# TASK TO CARRY OUT
Take every line where the string "shift" appears and copy it.

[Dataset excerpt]
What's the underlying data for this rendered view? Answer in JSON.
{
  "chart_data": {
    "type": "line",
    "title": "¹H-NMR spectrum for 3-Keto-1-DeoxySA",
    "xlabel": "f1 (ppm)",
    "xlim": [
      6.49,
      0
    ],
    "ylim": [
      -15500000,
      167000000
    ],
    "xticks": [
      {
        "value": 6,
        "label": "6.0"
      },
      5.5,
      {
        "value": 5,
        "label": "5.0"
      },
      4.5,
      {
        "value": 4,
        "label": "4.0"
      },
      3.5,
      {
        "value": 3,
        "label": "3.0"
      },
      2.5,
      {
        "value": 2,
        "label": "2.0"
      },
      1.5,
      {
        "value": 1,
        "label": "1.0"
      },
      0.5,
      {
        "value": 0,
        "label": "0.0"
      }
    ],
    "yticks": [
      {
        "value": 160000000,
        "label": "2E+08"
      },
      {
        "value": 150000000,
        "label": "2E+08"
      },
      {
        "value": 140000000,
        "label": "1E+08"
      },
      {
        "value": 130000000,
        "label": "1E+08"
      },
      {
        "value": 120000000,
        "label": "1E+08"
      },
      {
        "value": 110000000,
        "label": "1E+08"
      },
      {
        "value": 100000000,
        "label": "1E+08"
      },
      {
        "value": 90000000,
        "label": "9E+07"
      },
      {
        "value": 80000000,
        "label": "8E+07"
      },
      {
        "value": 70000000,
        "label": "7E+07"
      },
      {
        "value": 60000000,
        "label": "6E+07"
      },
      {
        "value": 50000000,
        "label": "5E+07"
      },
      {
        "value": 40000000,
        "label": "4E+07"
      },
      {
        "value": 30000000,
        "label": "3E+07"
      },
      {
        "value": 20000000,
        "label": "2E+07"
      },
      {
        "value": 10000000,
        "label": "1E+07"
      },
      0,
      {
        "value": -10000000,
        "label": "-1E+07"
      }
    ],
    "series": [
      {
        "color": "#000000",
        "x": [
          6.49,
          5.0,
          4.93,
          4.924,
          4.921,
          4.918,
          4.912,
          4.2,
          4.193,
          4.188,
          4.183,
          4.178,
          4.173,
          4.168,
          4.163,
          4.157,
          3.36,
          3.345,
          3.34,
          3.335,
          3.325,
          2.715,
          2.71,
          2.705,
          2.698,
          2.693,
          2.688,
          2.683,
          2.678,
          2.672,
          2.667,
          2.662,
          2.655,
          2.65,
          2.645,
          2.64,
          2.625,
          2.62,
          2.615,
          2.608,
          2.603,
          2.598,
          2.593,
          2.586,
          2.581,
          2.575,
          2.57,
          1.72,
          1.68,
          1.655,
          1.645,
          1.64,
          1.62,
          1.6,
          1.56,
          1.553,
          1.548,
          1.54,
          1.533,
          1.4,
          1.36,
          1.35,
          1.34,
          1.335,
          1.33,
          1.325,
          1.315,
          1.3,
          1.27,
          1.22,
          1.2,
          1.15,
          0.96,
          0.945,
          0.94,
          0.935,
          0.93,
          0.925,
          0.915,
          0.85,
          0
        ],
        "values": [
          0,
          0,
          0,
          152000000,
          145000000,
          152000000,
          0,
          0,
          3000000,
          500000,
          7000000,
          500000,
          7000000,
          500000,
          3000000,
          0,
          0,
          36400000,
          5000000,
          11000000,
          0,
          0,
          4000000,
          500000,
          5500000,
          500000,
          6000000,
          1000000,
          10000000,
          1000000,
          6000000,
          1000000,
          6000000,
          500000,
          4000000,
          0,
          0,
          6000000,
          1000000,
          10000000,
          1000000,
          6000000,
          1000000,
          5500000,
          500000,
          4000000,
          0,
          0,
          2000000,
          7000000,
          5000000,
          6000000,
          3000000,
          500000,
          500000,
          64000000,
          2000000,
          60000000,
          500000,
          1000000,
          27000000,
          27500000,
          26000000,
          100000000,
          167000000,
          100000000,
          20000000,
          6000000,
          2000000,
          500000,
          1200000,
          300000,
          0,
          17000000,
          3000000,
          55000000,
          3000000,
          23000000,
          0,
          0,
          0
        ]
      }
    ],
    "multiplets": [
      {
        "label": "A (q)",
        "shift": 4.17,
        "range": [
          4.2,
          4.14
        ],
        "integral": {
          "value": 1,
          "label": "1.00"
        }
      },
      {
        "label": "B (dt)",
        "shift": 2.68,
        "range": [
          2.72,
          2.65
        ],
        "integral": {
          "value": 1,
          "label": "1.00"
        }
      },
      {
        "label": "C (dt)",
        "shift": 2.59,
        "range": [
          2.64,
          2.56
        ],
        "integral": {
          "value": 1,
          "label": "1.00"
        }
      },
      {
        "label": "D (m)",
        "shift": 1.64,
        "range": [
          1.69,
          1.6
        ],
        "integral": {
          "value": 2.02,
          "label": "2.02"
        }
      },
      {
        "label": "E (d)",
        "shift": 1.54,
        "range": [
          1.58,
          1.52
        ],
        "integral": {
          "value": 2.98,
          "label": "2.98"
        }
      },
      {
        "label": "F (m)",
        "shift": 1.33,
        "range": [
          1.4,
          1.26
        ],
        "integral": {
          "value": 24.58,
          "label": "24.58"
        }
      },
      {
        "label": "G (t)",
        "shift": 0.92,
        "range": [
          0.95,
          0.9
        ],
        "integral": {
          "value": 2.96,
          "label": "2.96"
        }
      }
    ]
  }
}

# OUTPUT OF THE TASK
        "shift": 4.17,
        "shift": 2.68,
        "shift": 2.59,
        "shift": 1.64,
        "shift": 1.54,
        "shift": 1.33,
        "shift": 0.92,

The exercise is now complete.